Please output the data exactly, minus pictures.

------------------------------------------------

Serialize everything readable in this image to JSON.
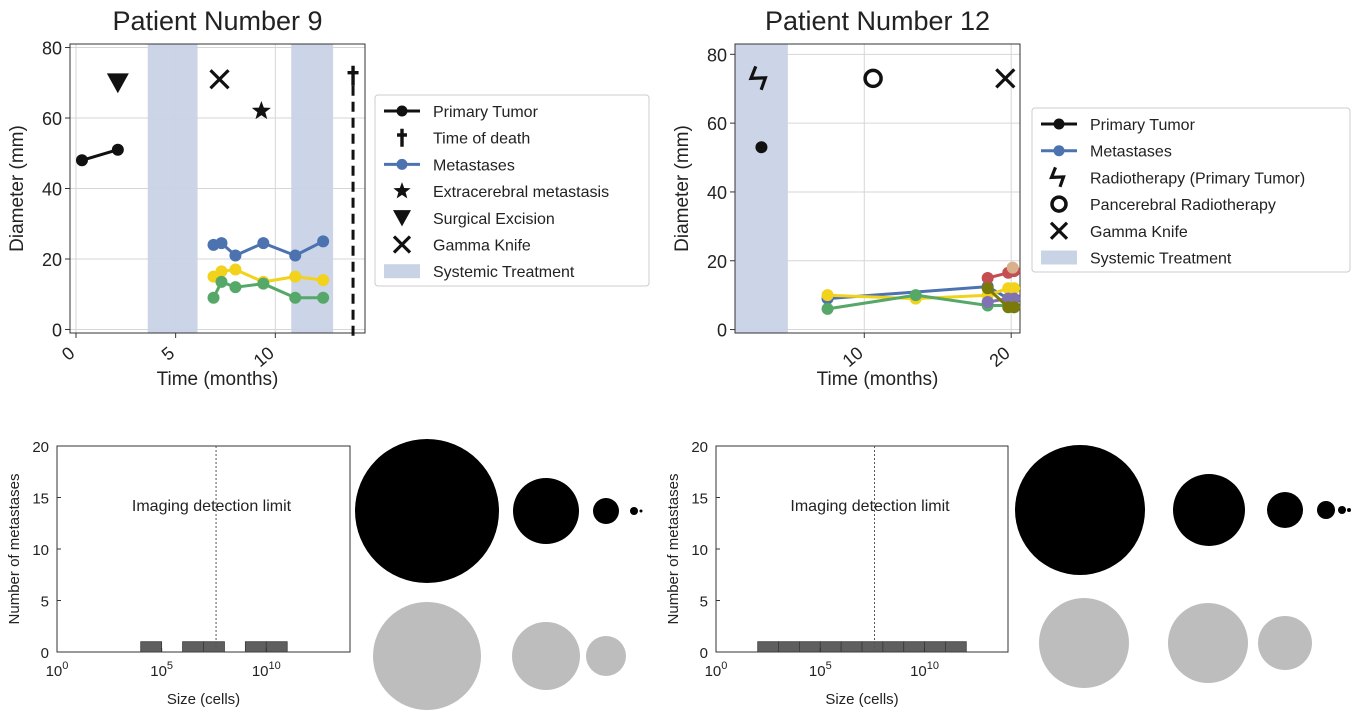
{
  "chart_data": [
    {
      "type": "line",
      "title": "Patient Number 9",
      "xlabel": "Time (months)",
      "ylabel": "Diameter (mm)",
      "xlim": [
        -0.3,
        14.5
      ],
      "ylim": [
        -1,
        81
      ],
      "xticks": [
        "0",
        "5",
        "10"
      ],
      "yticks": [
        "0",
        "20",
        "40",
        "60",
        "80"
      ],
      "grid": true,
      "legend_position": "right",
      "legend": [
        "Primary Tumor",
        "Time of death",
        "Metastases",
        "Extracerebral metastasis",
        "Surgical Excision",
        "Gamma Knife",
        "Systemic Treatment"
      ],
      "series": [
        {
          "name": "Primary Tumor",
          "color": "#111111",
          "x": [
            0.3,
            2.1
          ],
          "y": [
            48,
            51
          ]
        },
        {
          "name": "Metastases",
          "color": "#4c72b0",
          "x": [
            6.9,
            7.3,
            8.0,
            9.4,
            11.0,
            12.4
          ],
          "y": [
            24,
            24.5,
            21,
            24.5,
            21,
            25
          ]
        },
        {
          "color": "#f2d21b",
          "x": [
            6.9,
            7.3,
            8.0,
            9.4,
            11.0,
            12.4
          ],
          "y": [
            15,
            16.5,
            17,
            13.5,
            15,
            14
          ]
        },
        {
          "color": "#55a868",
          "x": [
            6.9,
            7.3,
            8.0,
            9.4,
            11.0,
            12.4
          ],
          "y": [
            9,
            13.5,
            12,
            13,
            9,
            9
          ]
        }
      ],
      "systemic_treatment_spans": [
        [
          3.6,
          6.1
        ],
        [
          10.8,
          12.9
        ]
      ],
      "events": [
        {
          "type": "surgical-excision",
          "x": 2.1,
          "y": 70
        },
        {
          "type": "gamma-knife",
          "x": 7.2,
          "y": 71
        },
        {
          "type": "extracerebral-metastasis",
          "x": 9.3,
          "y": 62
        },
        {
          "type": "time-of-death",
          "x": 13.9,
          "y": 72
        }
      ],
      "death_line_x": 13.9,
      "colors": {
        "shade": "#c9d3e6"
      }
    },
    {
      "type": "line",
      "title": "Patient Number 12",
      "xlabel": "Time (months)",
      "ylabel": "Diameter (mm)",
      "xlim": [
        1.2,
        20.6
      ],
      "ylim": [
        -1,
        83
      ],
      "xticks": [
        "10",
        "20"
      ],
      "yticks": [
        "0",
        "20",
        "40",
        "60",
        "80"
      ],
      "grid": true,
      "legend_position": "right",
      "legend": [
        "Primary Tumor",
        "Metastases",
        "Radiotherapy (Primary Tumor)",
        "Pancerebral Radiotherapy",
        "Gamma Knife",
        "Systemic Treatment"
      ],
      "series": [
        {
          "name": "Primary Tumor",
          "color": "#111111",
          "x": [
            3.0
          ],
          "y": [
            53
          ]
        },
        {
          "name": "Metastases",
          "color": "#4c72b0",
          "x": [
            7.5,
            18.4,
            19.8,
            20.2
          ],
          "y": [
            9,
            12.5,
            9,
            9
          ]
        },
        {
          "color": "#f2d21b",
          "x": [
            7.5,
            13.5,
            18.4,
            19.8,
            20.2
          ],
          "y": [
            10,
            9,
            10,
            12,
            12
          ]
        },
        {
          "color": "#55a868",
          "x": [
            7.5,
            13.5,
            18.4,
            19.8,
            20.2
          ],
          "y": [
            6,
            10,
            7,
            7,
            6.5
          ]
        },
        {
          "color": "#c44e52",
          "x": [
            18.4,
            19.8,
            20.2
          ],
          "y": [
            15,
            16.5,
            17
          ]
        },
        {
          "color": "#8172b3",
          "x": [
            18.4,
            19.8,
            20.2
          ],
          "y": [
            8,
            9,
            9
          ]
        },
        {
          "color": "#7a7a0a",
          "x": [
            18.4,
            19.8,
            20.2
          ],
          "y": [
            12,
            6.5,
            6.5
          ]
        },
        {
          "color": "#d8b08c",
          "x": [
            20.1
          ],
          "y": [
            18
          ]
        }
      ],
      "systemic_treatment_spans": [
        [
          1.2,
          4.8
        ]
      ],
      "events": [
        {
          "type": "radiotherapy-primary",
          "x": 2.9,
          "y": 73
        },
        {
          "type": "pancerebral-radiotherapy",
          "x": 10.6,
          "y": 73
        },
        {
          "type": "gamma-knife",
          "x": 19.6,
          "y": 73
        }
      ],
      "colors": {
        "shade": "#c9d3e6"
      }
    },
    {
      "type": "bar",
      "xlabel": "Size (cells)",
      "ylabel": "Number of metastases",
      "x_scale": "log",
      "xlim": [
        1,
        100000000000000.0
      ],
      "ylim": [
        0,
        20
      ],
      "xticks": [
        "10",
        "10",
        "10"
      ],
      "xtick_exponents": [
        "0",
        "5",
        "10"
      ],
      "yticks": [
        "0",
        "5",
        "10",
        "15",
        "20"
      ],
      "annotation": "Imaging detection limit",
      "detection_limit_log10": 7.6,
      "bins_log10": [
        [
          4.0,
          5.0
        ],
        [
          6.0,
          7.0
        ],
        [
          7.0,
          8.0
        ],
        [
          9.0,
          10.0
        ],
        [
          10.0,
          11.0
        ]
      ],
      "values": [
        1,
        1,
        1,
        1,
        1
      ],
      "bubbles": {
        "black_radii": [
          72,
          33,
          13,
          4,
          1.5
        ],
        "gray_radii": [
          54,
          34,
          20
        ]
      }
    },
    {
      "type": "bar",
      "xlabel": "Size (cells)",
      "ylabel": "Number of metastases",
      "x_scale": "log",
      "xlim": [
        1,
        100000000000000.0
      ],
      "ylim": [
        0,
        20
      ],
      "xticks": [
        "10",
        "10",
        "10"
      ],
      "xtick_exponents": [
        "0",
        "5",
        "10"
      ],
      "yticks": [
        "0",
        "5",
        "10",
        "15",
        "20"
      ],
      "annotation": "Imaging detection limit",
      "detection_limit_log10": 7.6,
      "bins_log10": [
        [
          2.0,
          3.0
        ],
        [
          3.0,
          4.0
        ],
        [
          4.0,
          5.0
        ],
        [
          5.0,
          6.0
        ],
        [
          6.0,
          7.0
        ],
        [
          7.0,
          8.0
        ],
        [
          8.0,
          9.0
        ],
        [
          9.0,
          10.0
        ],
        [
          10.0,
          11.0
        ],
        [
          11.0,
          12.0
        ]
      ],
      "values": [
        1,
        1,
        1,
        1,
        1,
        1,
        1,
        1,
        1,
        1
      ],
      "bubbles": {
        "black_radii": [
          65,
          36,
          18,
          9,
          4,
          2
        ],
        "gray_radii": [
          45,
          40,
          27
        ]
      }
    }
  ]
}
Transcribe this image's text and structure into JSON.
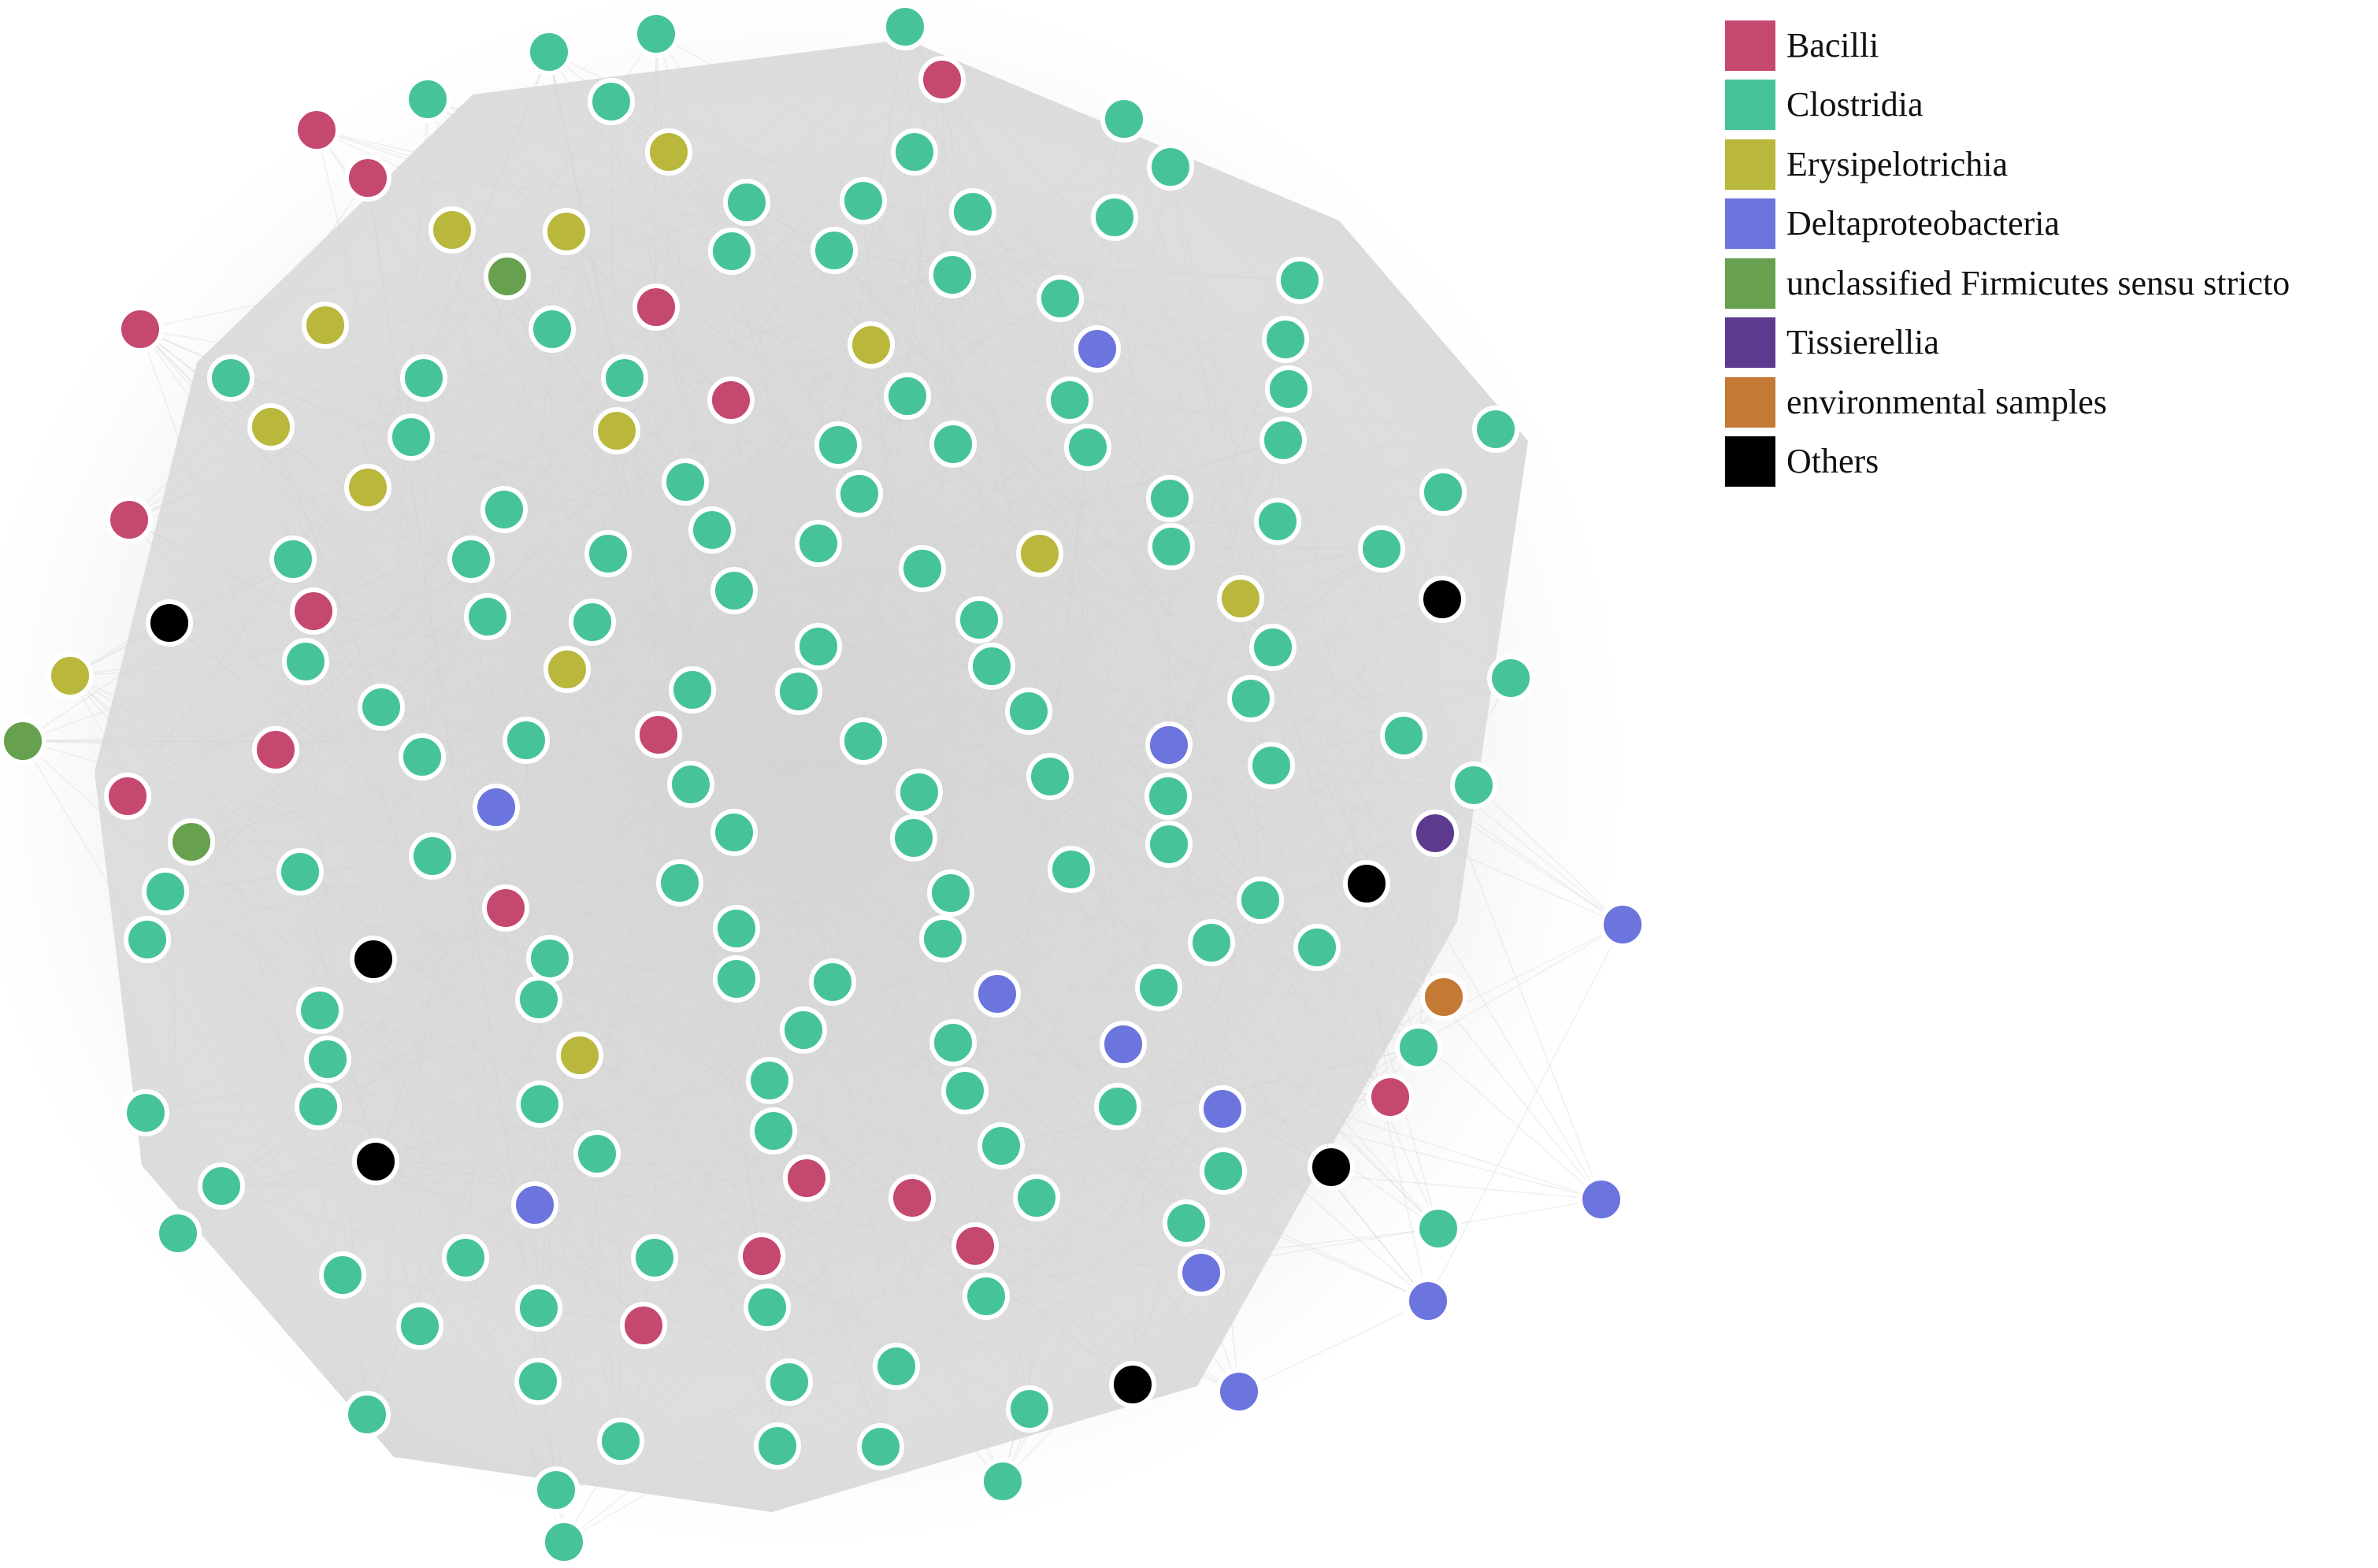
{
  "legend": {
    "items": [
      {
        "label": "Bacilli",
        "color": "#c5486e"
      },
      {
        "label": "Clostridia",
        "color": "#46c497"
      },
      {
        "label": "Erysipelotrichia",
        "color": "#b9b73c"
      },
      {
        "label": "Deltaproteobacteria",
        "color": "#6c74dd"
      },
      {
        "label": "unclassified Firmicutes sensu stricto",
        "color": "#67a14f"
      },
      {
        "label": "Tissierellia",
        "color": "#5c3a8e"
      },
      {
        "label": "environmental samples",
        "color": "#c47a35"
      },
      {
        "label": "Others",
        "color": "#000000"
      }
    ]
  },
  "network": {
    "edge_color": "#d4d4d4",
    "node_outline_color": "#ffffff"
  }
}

------------------------------------------------

RESULT FOR THIS EXERCISE:
Serialize everything readable in this image to JSON.
{
  "chart_data": [
    {
      "type": "line",
      "title": "Patient Number 9",
      "xlabel": "Time (months)",
      "ylabel": "Diameter (mm)",
      "xlim": [
        -0.3,
        14.5
      ],
      "ylim": [
        -1,
        81
      ],
      "xticks": [
        "0",
        "5",
        "10"
      ],
      "yticks": [
        "0",
        "20",
        "40",
        "60",
        "80"
      ],
      "grid": true,
      "legend_position": "right",
      "legend": [
        "Primary Tumor",
        "Time of death",
        "Metastases",
        "Extracerebral metastasis",
        "Surgical Excision",
        "Gamma Knife",
        "Systemic Treatment"
      ],
      "series": [
        {
          "name": "Primary Tumor",
          "color": "#111111",
          "x": [
            0.3,
            2.1
          ],
          "y": [
            48,
            51
          ]
        },
        {
          "name": "Metastases",
          "color": "#4c72b0",
          "x": [
            6.9,
            7.3,
            8.0,
            9.4,
            11.0,
            12.4
          ],
          "y": [
            24,
            24.5,
            21,
            24.5,
            21,
            25
          ]
        },
        {
          "color": "#f2d21b",
          "x": [
            6.9,
            7.3,
            8.0,
            9.4,
            11.0,
            12.4
          ],
          "y": [
            15,
            16.5,
            17,
            13.5,
            15,
            14
          ]
        },
        {
          "color": "#55a868",
          "x": [
            6.9,
            7.3,
            8.0,
            9.4,
            11.0,
            12.4
          ],
          "y": [
            9,
            13.5,
            12,
            13,
            9,
            9
          ]
        }
      ],
      "systemic_treatment_spans": [
        [
          3.6,
          6.1
        ],
        [
          10.8,
          12.9
        ]
      ],
      "events": [
        {
          "type": "surgical-excision",
          "x": 2.1,
          "y": 70
        },
        {
          "type": "gamma-knife",
          "x": 7.2,
          "y": 71
        },
        {
          "type": "extracerebral-metastasis",
          "x": 9.3,
          "y": 62
        },
        {
          "type": "time-of-death",
          "x": 13.9,
          "y": 72
        }
      ],
      "death_line_x": 13.9,
      "colors": {
        "shade": "#c9d3e6"
      }
    },
    {
      "type": "line",
      "title": "Patient Number 12",
      "xlabel": "Time (months)",
      "ylabel": "Diameter (mm)",
      "xlim": [
        1.2,
        20.6
      ],
      "ylim": [
        -1,
        83
      ],
      "xticks": [
        "10",
        "20"
      ],
      "yticks": [
        "0",
        "20",
        "40",
        "60",
        "80"
      ],
      "grid": true,
      "legend_position": "right",
      "legend": [
        "Primary Tumor",
        "Metastases",
        "Radiotherapy (Primary Tumor)",
        "Pancerebral Radiotherapy",
        "Gamma Knife",
        "Systemic Treatment"
      ],
      "series": [
        {
          "name": "Primary Tumor",
          "color": "#111111",
          "x": [
            3.0
          ],
          "y": [
            53
          ]
        },
        {
          "name": "Metastases",
          "color": "#4c72b0",
          "x": [
            7.5,
            18.4,
            19.8,
            20.2
          ],
          "y": [
            9,
            12.5,
            9,
            9
          ]
        },
        {
          "color": "#f2d21b",
          "x": [
            7.5,
            13.5,
            18.4,
            19.8,
            20.2
          ],
          "y": [
            10,
            9,
            10,
            12,
            12
          ]
        },
        {
          "color": "#55a868",
          "x": [
            7.5,
            13.5,
            18.4,
            19.8,
            20.2
          ],
          "y": [
            6,
            10,
            7,
            7,
            6.5
          ]
        },
        {
          "color": "#c44e52",
          "x": [
            18.4,
            19.8,
            20.2
          ],
          "y": [
            15,
            16.5,
            17
          ]
        },
        {
          "color": "#8172b3",
          "x": [
            18.4,
            19.8,
            20.2
          ],
          "y": [
            8,
            9,
            9
          ]
        },
        {
          "color": "#7a7a0a",
          "x": [
            18.4,
            19.8,
            20.2
          ],
          "y": [
            12,
            6.5,
            6.5
          ]
        },
        {
          "color": "#d8b08c",
          "x": [
            20.1
          ],
          "y": [
            18
          ]
        }
      ],
      "systemic_treatment_spans": [
        [
          1.2,
          4.8
        ]
      ],
      "events": [
        {
          "type": "radiotherapy-primary",
          "x": 2.9,
          "y": 73
        },
        {
          "type": "pancerebral-radiotherapy",
          "x": 10.6,
          "y": 73
        },
        {
          "type": "gamma-knife",
          "x": 19.6,
          "y": 73
        }
      ],
      "colors": {
        "shade": "#c9d3e6"
      }
    },
    {
      "type": "bar",
      "xlabel": "Size (cells)",
      "ylabel": "Number of metastases",
      "x_scale": "log",
      "xlim": [
        1,
        100000000000000.0
      ],
      "ylim": [
        0,
        20
      ],
      "xticks": [
        "10",
        "10",
        "10"
      ],
      "xtick_exponents": [
        "0",
        "5",
        "10"
      ],
      "yticks": [
        "0",
        "5",
        "10",
        "15",
        "20"
      ],
      "annotation": "Imaging detection limit",
      "detection_limit_log10": 7.6,
      "bins_log10": [
        [
          4.0,
          5.0
        ],
        [
          6.0,
          7.0
        ],
        [
          7.0,
          8.0
        ],
        [
          9.0,
          10.0
        ],
        [
          10.0,
          11.0
        ]
      ],
      "values": [
        1,
        1,
        1,
        1,
        1
      ],
      "bubbles": {
        "black_radii": [
          72,
          33,
          13,
          4,
          1.5
        ],
        "gray_radii": [
          54,
          34,
          20
        ]
      }
    },
    {
      "type": "bar",
      "xlabel": "Size (cells)",
      "ylabel": "Number of metastases",
      "x_scale": "log",
      "xlim": [
        1,
        100000000000000.0
      ],
      "ylim": [
        0,
        20
      ],
      "xticks": [
        "10",
        "10",
        "10"
      ],
      "xtick_exponents": [
        "0",
        "5",
        "10"
      ],
      "yticks": [
        "0",
        "5",
        "10",
        "15",
        "20"
      ],
      "annotation": "Imaging detection limit",
      "detection_limit_log10": 7.6,
      "bins_log10": [
        [
          2.0,
          3.0
        ],
        [
          3.0,
          4.0
        ],
        [
          4.0,
          5.0
        ],
        [
          5.0,
          6.0
        ],
        [
          6.0,
          7.0
        ],
        [
          7.0,
          8.0
        ],
        [
          8.0,
          9.0
        ],
        [
          9.0,
          10.0
        ],
        [
          10.0,
          11.0
        ],
        [
          11.0,
          12.0
        ]
      ],
      "values": [
        1,
        1,
        1,
        1,
        1,
        1,
        1,
        1,
        1,
        1
      ],
      "bubbles": {
        "black_radii": [
          65,
          36,
          18,
          9,
          4,
          2
        ],
        "gray_radii": [
          45,
          40,
          27
        ]
      }
    }
  ]
}
Transcribe this image's text and structure into JSON.
{
  "legend": {
    "items": [
      {
        "label": "Bacilli",
        "color": "#c5486e"
      },
      {
        "label": "Clostridia",
        "color": "#46c497"
      },
      {
        "label": "Erysipelotrichia",
        "color": "#b9b73c"
      },
      {
        "label": "Deltaproteobacteria",
        "color": "#6c74dd"
      },
      {
        "label": "unclassified Firmicutes sensu stricto",
        "color": "#67a14f"
      },
      {
        "label": "Tissierellia",
        "color": "#5c3a8e"
      },
      {
        "label": "environmental samples",
        "color": "#c47a35"
      },
      {
        "label": "Others",
        "color": "#000000"
      }
    ]
  },
  "network": {
    "edge_color": "#d4d4d4",
    "node_outline_color": "#ffffff"
  }
}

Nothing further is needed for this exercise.